(Activity list):
1. Revise the passage of the derivative thread from "y' = d/dx(sqrt(x)*(3x-1))" to "(1/2)x^(-1/2)*(3x-1) + 3*sqrt(x)", replacing "sqrt(x)" with "√x" everywhere it occurs.
2. In the derivative thread, which rule does one reply say you have to use?

(Text for analysis):
*****

Question

derivative of y= the square root of x(3x-1)

Answer 1

\[y=\sqrt{x}(3x-1)\]

Answer 2

you have to use product rule

Answer 3

(fg)' = f'g + fg'

let
f = sqrt(x) = x^(1/2)
g = 3x-1

f' = 1/2x^(-1/2)
g' = 3

Answer 4

y = sqrt(x)*(3x-1)


y' = d/dx(sqrt(x)*(3x-1))


y' = d/dx(sqrt(x))*(3x-1) + sqrt(x)*d/dx(3x-1)


y' = d/dx(x^(1/2))*(3x-1) + sqrt(x)*d/dx(3x-1)


y' = (1/2)x^(1/2-1)*(3x-1) + sqrt(x)*(3)


y' = (1/2)x^(-1/2)*(3x-1) + 3*sqrt(x)


y' = (1/(2x^(1/2)))*(3x-1) + 3*sqrt(x)


y' = (1/(2*sqrt(x)))*(3x-1) + 3*sqrt(x)


So

\[\Large y^{\prime} = \frac{1}{2\sqrt{x}}(3x-1) + 3\sqrt{x}\]

*****

(Provided data):

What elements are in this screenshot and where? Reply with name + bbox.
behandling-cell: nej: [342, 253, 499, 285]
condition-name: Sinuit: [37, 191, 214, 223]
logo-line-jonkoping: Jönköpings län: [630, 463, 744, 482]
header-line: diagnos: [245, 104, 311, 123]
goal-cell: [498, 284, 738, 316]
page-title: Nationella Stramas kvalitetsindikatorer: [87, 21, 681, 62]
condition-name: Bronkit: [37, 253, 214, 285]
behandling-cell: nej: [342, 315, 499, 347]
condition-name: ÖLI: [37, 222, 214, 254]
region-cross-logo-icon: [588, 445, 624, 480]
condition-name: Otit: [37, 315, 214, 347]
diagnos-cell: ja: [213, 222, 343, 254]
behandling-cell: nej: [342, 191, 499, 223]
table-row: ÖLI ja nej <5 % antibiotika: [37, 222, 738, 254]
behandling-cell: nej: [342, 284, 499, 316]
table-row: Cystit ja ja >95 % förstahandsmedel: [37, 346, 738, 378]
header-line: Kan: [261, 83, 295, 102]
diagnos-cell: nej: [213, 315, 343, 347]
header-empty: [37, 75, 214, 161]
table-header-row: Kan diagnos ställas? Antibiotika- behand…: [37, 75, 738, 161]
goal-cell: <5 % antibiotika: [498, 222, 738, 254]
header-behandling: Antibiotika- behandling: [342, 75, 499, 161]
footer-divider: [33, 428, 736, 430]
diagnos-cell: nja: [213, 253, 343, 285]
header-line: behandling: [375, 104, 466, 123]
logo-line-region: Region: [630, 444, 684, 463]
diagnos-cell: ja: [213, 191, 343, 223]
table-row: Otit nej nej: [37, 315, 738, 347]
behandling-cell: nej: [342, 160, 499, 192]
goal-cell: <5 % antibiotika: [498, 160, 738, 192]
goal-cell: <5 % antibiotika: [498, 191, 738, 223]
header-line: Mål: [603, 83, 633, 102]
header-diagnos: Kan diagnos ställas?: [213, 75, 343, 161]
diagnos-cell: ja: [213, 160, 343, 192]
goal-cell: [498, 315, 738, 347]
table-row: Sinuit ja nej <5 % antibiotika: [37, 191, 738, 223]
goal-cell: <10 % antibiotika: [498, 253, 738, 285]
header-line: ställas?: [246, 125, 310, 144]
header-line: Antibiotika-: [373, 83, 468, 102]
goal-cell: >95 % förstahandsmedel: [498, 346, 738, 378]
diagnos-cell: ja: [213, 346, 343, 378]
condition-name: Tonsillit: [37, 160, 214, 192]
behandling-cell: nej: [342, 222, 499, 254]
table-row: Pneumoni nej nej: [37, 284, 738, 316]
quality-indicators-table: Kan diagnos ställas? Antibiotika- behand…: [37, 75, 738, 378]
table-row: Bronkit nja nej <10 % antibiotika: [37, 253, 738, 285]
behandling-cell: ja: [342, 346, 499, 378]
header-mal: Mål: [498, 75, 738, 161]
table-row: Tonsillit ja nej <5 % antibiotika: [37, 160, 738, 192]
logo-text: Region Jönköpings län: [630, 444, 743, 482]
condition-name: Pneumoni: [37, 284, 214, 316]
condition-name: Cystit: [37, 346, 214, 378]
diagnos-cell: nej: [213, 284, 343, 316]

*****

(Per-task outputs):
1.
y' = d/dx(√x*(3x-1))


y' = d/dx(√x)*(3x-1) + √x*d/dx(3x-1)


y' = d/dx(x^(1/2))*(3x-1) + √x*d/dx(3x-1)


y' = (1/2)x^(1/2-1)*(3x-1) + √x*(3)


y' = (1/2)x^(-1/2)*(3x-1) + 3*√x

2. The product rule.